*DO THIS:* Identify every line in the records below that contains the word "document", and reproduce each one.

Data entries
* start *

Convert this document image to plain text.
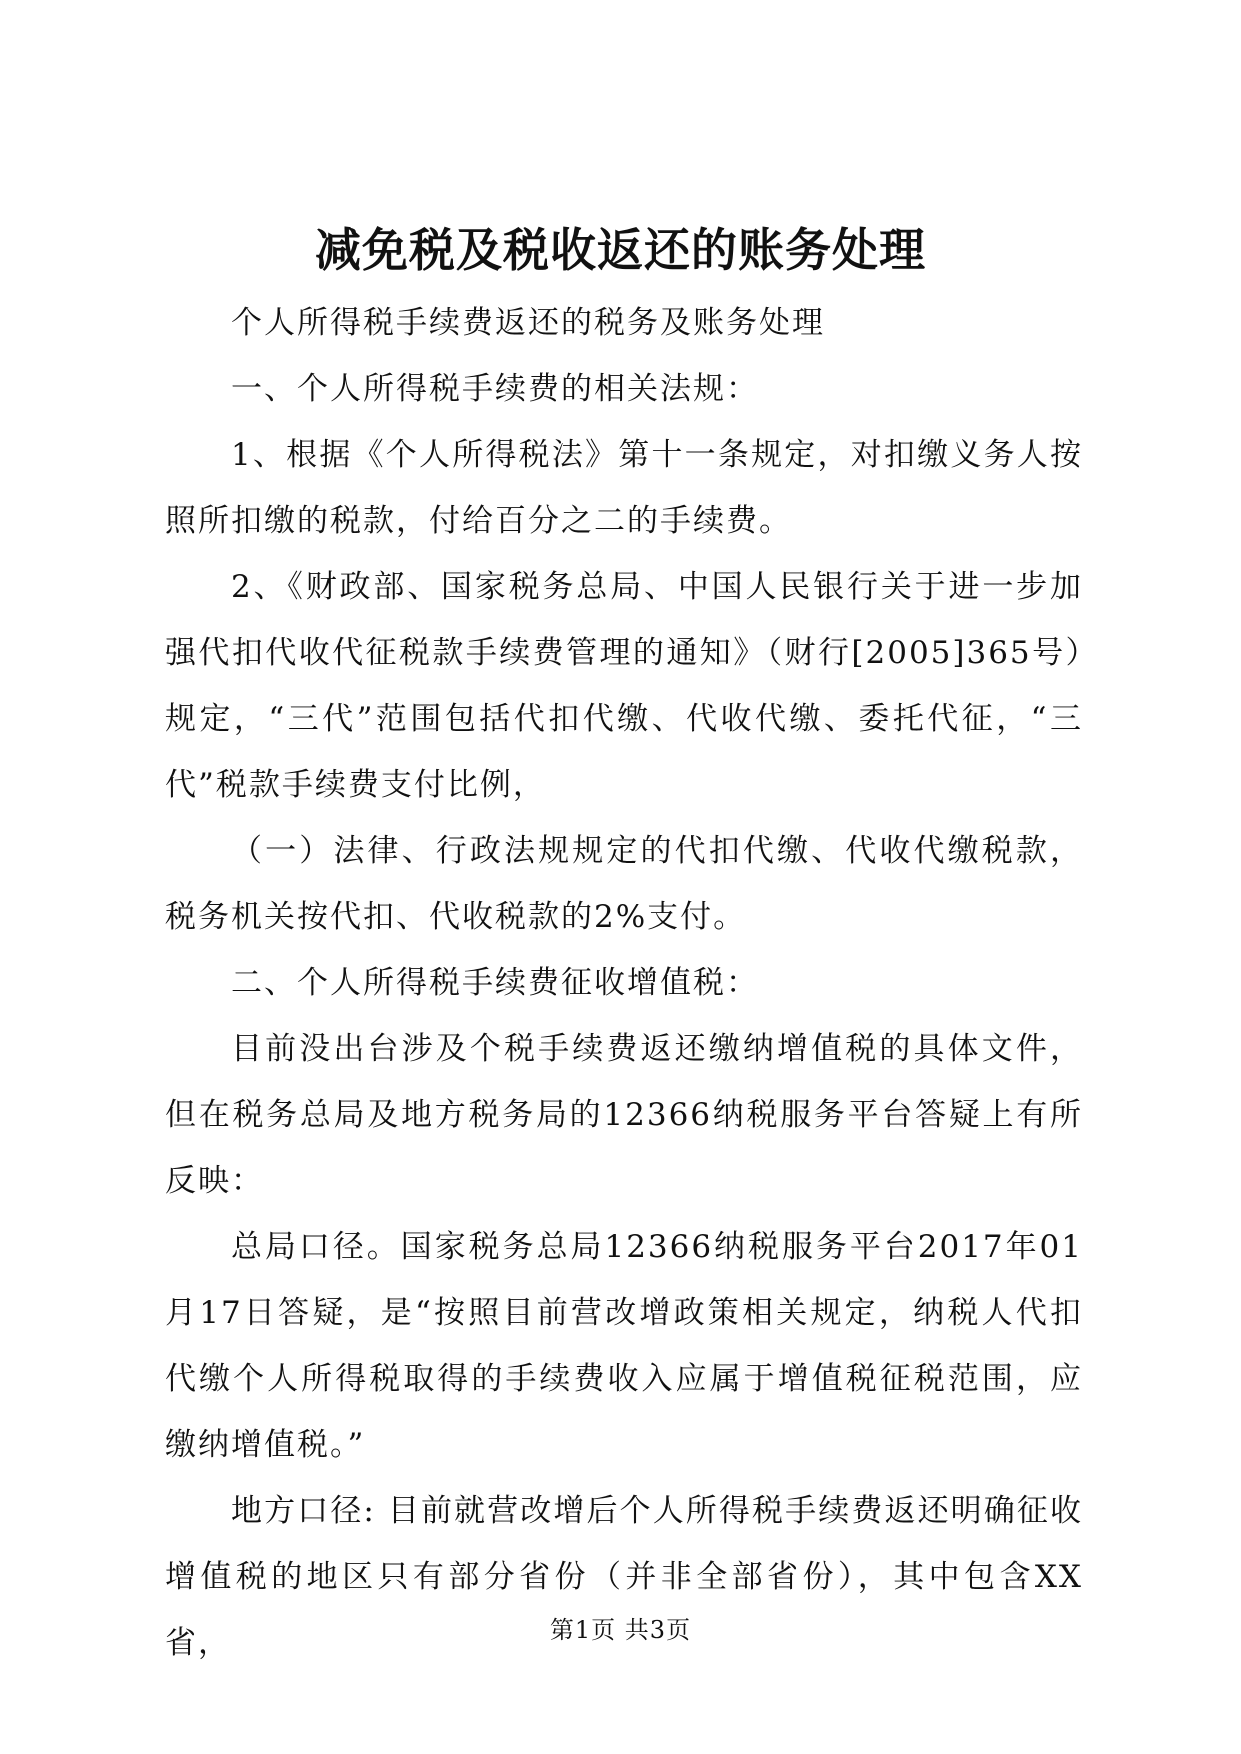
减免税及税收返还的账务处理

个人所得税手续费返还的税务及账务处理

一、个人所得税手续费的相关法规：

1、根据《个人所得税法》第十一条规定，对扣缴义务人按照所扣缴的税款，付给百分之二的手续费。

2、《财政部、国家税务总局、中国人民银行关于进一步加强代扣代收代征税款手续费管理的通知》（财行[2005]365号）规定，“三代”范围包括代扣代缴、代收代缴、委托代征，“三代”税款手续费支付比例，

（一）法律、行政法规规定的代扣代缴、代收代缴税款，税务机关按代扣、代收税款的2%支付。

二、个人所得税手续费征收增值税：

目前没出台涉及个税手续费返还缴纳增值税的具体文件，但在税务总局及地方税务局的12366纳税服务平台答疑上有所反映：

总局口径。国家税务总局12366纳税服务平台2017年01月17日答疑，是“按照目前营改增政策相关规定，纳税人代扣代缴个人所得税取得的手续费收入应属于增值税征税范围，应缴纳增值税。”

地方口径: 目前就营改增后个人所得税手续费返还明确征收增值税的地区只有部分省份（并非全部省份），其中包含XX省，	第1页 共3页
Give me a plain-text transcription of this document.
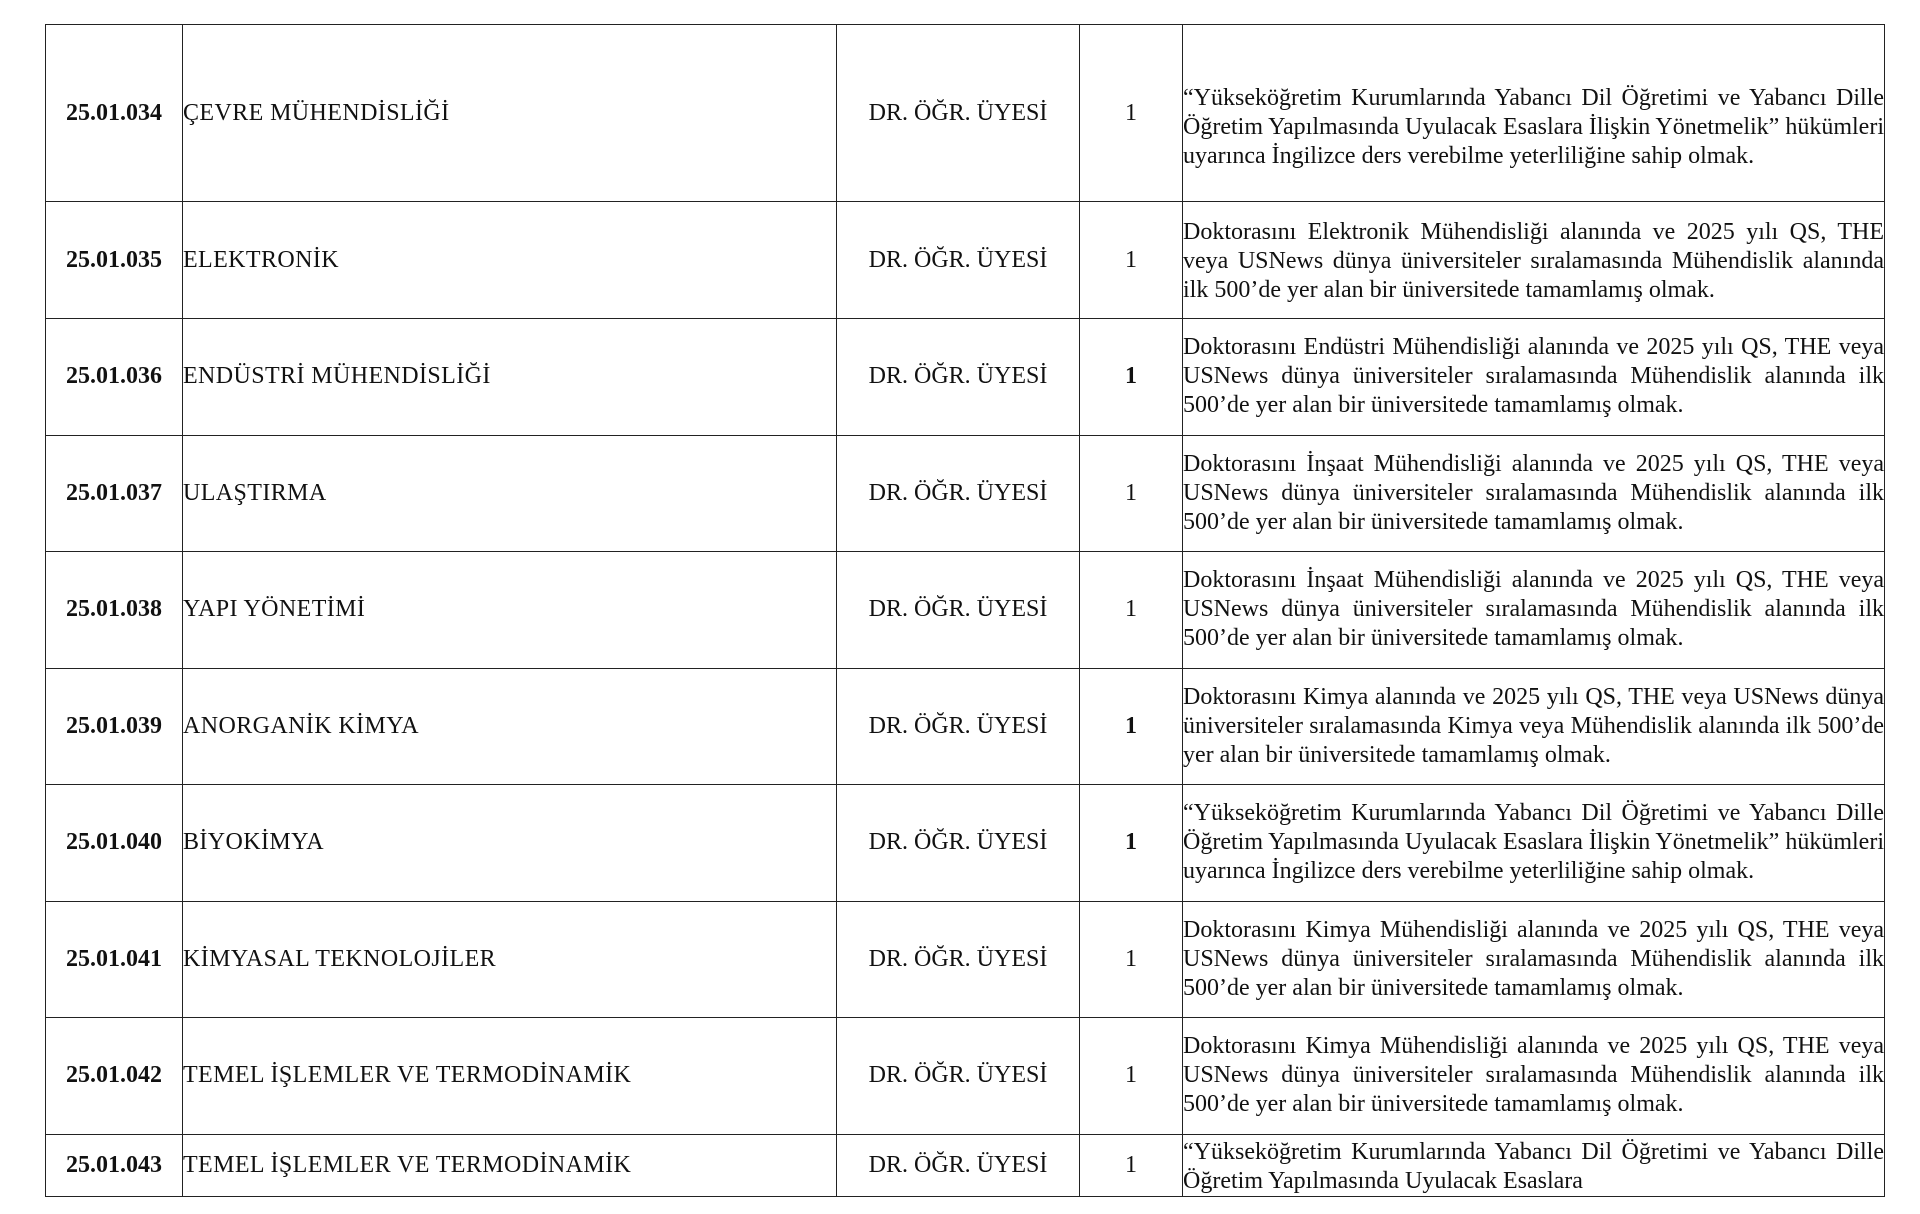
25.01.034	ÇEVRE MÜHENDİSLİĞİ	DR. ÖĞR. ÜYESİ	1	“Yükseköğretim Kurumlarında Yabancı Dil Öğretimi ve Yabancı Dille Öğretim Yapılmasında Uyulacak Esaslara İlişkin Yönetmelik” hükümleri uyarınca İngilizce ders verebilme yeterliliğine sahip olmak.

25.01.035	ELEKTRONİK	DR. ÖĞR. ÜYESİ	1	Doktorasını Elektronik Mühendisliği alanında ve 2025 yılı QS, THE veya USNews dünya üniversiteler sıralamasında Mühendislik alanında ilk 500’de yer alan bir üniversitede tamamlamış olmak.

25.01.036	ENDÜSTRİ MÜHENDİSLİĞİ	DR. ÖĞR. ÜYESİ	1	Doktorasını Endüstri Mühendisliği alanında ve 2025 yılı QS, THE veya USNews dünya üniversiteler sıralamasında Mühendislik alanında ilk 500’de yer alan bir üniversitede tamamlamış olmak.

25.01.037	ULAŞTIRMA	DR. ÖĞR. ÜYESİ	1	Doktorasını İnşaat Mühendisliği alanında ve 2025 yılı QS, THE veya USNews dünya üniversiteler sıralamasında Mühendislik alanında ilk 500’de yer alan bir üniversitede tamamlamış olmak.

25.01.038	YAPI YÖNETİMİ	DR. ÖĞR. ÜYESİ	1	Doktorasını İnşaat Mühendisliği alanında ve 2025 yılı QS, THE veya USNews dünya üniversiteler sıralamasında Mühendislik alanında ilk 500’de yer alan bir üniversitede tamamlamış olmak.

25.01.039	ANORGANİK KİMYA	DR. ÖĞR. ÜYESİ	1	Doktorasını Kimya alanında ve 2025 yılı QS, THE veya USNews dünya üniversiteler sıralamasında Kimya veya Mühendislik alanında ilk 500’de yer alan bir üniversitede tamamlamış olmak.

25.01.040	BİYOKİMYA	DR. ÖĞR. ÜYESİ	1	“Yükseköğretim Kurumlarında Yabancı Dil Öğretimi ve Yabancı Dille Öğretim Yapılmasında Uyulacak Esaslara İlişkin Yönetmelik” hükümleri uyarınca İngilizce ders verebilme yeterliliğine sahip olmak.

25.01.041	KİMYASAL TEKNOLOJİLER	DR. ÖĞR. ÜYESİ	1	Doktorasını Kimya Mühendisliği alanında ve 2025 yılı QS, THE veya USNews dünya üniversiteler sıralamasında Mühendislik alanında ilk 500’de yer alan bir üniversitede tamamlamış olmak.

25.01.042	TEMEL İŞLEMLER VE TERMODİNAMİK	DR. ÖĞR. ÜYESİ	1	Doktorasını Kimya Mühendisliği alanında ve 2025 yılı QS, THE veya USNews dünya üniversiteler sıralamasında Mühendislik alanında ilk 500’de yer alan bir üniversitede tamamlamış olmak.

25.01.043	TEMEL İŞLEMLER VE TERMODİNAMİK	DR. ÖĞR. ÜYESİ	1	“Yükseköğretim Kurumlarında Yabancı Dil Öğretimi ve Yabancı Dille Öğretim Yapılmasında Uyulacak Esaslara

* end *

*TASK OUTPUT:*
Convert this document image to plain text.
Give me a plain-text transcription of this document.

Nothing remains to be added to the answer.